Goal: Determine how many lines include "name". Give the number and nothing else.

Items from a figure collection

◇ ◇ ◇

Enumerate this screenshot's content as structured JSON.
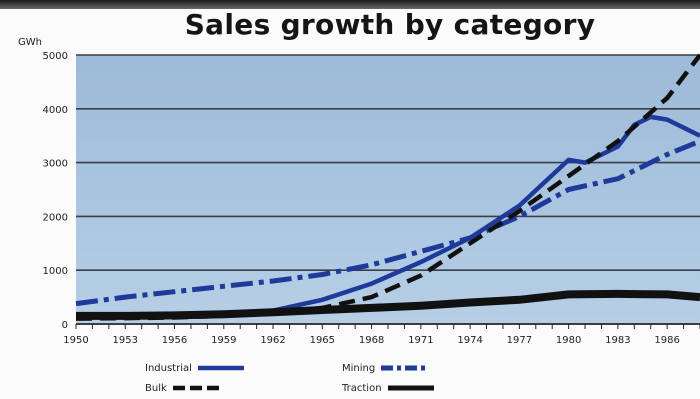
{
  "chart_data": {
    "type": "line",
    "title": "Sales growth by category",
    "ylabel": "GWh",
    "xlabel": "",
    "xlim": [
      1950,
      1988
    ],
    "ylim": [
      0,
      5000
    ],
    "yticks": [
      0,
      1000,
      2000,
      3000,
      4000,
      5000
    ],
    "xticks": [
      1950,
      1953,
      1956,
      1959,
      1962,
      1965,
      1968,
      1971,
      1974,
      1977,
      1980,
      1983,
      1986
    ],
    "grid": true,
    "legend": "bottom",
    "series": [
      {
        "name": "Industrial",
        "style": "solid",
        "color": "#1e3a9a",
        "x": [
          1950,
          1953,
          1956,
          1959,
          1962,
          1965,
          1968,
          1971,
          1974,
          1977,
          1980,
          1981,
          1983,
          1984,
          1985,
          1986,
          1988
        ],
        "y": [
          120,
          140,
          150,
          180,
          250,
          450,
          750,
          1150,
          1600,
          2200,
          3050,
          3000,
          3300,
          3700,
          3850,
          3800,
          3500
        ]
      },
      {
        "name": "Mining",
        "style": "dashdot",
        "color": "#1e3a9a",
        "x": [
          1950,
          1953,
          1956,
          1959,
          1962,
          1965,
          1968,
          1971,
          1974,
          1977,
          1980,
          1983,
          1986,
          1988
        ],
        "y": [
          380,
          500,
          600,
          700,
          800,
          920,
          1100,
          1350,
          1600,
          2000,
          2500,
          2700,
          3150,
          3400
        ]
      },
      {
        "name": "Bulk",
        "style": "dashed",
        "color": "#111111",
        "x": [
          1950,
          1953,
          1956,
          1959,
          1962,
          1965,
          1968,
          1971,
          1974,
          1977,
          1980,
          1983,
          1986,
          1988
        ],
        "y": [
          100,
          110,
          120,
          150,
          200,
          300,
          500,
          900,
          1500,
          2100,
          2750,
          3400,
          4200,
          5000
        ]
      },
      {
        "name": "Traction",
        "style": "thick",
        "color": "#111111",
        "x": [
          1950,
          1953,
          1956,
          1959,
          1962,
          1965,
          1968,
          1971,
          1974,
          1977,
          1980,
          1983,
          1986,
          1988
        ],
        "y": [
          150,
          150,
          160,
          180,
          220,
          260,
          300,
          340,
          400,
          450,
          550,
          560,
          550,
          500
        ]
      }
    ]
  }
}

◇ ◇ ◇

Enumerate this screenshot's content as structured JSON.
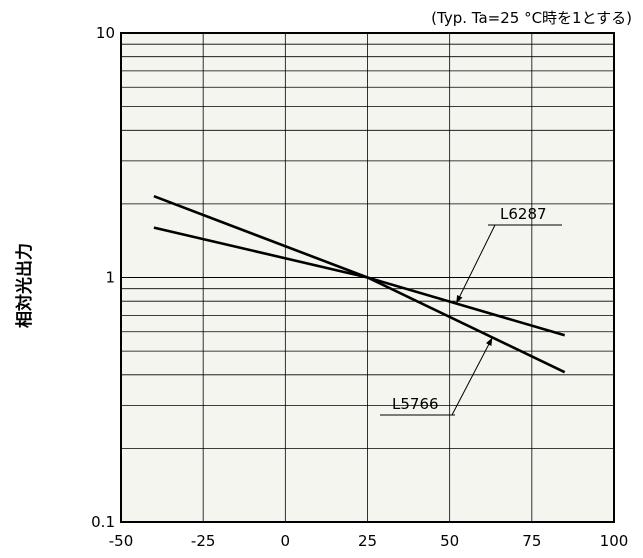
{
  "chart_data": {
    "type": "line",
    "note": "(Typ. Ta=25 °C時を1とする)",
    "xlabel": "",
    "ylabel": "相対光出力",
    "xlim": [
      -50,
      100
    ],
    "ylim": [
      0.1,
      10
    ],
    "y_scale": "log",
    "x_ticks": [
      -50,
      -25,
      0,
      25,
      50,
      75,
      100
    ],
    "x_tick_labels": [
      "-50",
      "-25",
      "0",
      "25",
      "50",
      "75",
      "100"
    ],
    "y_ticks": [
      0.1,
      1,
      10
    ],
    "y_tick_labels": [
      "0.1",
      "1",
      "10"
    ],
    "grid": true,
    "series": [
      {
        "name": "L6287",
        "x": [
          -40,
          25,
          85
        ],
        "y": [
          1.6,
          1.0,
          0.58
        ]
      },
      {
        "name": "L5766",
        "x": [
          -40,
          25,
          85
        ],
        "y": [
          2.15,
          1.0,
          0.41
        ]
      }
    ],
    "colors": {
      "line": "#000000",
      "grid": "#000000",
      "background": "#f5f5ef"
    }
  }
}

◇ ◇ ◇

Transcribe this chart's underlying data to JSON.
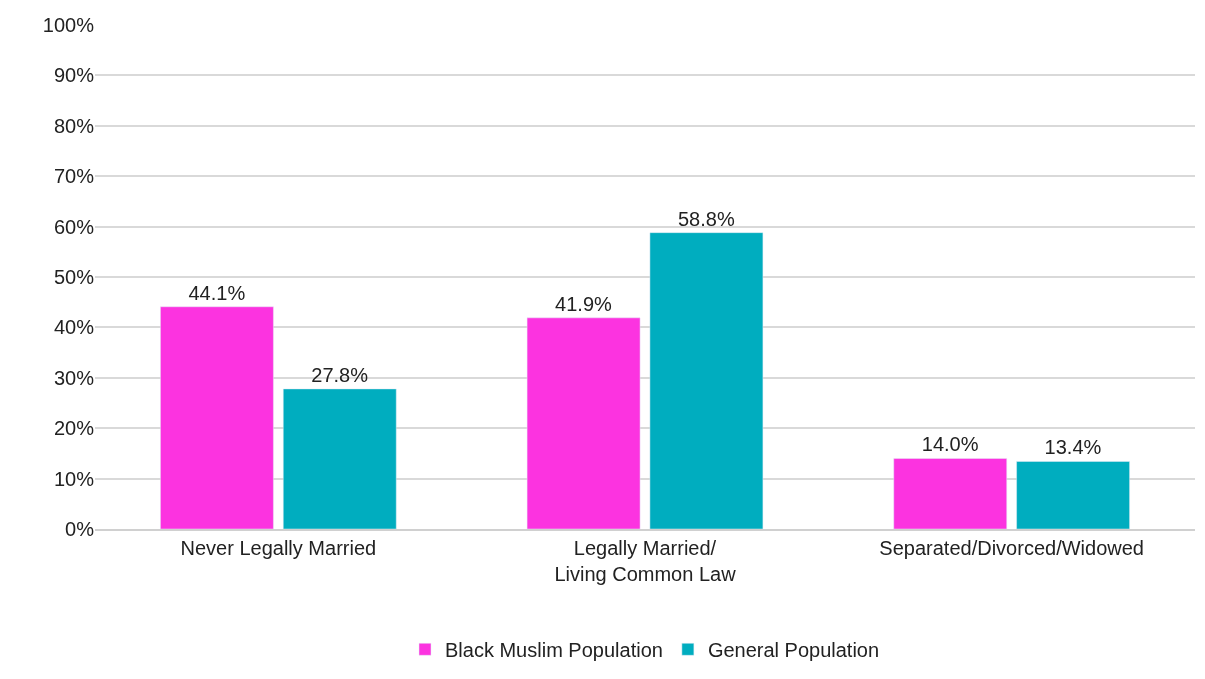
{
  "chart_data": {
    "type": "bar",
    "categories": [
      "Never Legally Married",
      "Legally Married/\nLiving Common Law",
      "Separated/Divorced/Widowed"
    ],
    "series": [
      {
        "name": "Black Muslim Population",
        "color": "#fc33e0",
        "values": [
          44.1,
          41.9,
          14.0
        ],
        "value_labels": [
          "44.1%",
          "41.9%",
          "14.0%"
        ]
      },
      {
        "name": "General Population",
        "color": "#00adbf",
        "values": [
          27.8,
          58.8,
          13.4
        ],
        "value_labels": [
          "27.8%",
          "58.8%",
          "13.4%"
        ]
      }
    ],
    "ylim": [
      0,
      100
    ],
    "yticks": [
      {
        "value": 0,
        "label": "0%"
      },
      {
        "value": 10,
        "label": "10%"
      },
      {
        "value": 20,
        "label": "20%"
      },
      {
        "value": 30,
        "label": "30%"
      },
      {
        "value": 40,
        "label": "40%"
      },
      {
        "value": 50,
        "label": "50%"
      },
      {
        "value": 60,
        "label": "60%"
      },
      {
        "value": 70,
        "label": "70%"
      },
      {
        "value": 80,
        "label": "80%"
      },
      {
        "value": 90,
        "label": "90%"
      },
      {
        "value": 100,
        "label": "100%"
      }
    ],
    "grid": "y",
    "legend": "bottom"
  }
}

◇ ◇ ◇

Completed exercise: 8